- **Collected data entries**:
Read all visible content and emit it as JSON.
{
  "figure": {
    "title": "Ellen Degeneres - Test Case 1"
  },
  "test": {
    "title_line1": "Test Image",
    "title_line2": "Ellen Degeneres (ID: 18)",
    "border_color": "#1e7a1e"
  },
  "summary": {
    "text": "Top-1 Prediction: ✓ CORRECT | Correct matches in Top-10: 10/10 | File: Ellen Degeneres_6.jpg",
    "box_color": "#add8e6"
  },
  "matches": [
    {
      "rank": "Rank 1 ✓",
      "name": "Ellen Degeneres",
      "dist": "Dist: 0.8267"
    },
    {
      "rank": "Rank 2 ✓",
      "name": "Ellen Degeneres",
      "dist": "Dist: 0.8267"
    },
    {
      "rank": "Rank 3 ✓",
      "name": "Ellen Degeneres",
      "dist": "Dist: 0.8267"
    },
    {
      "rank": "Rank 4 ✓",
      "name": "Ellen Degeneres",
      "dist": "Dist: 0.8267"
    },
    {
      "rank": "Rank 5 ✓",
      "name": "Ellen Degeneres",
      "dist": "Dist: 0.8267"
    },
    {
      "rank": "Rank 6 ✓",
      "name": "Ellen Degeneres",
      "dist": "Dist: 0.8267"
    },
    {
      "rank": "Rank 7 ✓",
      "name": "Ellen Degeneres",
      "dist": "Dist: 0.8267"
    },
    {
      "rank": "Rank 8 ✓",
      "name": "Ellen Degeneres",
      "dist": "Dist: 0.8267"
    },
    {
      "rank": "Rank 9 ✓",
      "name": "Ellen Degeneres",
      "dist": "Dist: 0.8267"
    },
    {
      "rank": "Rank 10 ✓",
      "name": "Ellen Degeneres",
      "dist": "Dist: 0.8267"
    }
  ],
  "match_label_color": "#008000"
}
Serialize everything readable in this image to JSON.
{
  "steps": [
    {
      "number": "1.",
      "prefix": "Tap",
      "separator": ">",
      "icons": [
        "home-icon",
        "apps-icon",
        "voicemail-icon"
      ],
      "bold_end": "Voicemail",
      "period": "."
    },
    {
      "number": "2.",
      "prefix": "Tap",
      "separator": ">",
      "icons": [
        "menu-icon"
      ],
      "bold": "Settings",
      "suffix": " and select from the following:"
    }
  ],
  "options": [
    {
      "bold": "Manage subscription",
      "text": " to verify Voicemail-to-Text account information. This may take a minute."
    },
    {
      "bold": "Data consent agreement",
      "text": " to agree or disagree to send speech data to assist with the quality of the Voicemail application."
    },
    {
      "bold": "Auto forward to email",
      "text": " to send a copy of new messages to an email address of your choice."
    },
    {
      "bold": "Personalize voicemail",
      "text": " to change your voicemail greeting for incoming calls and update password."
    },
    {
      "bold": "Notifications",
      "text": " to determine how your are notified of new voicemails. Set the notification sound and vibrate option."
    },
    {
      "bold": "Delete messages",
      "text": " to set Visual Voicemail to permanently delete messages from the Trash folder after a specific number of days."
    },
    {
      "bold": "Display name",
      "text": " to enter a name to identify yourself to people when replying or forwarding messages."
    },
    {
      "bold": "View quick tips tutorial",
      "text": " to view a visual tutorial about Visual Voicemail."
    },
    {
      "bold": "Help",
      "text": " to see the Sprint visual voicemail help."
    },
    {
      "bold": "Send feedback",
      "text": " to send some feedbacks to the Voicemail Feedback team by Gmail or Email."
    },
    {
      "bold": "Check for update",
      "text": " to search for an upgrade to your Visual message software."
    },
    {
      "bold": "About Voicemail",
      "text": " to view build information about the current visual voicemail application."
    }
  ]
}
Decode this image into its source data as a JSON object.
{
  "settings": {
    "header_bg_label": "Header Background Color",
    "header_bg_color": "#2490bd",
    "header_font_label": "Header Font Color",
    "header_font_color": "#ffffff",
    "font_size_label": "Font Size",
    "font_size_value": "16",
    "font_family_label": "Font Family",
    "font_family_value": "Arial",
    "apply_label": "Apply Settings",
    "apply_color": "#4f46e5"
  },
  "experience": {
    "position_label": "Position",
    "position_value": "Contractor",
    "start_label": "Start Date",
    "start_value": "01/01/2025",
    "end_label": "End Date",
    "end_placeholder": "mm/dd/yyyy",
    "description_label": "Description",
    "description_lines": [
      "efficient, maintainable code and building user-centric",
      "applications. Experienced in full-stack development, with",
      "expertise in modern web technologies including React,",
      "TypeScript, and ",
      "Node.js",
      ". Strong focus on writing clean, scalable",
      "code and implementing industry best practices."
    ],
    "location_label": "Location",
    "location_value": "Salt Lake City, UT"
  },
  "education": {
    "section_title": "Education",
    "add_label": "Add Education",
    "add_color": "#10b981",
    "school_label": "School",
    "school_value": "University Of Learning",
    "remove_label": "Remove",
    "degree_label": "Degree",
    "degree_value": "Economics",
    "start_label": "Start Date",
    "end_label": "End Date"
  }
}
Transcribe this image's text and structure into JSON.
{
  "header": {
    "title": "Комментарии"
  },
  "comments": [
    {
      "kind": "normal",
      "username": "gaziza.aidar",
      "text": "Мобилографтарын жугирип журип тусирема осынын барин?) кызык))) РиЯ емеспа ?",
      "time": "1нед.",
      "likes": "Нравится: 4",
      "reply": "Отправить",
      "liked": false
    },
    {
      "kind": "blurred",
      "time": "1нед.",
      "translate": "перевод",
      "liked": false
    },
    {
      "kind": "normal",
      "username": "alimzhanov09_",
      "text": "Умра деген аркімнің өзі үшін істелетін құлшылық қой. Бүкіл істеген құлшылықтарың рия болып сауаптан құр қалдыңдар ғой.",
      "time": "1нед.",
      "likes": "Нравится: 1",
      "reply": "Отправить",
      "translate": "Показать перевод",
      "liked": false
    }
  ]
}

- **Task directions**: Look through the records and gather each line with the word "JSON".

- **Finished exercise**:
Read all visible content and emit it as JSON.
Serialize everything readable in this image to JSON.
Decode this image into its source data as a JSON object.
Transcribe this image's text and structure into JSON.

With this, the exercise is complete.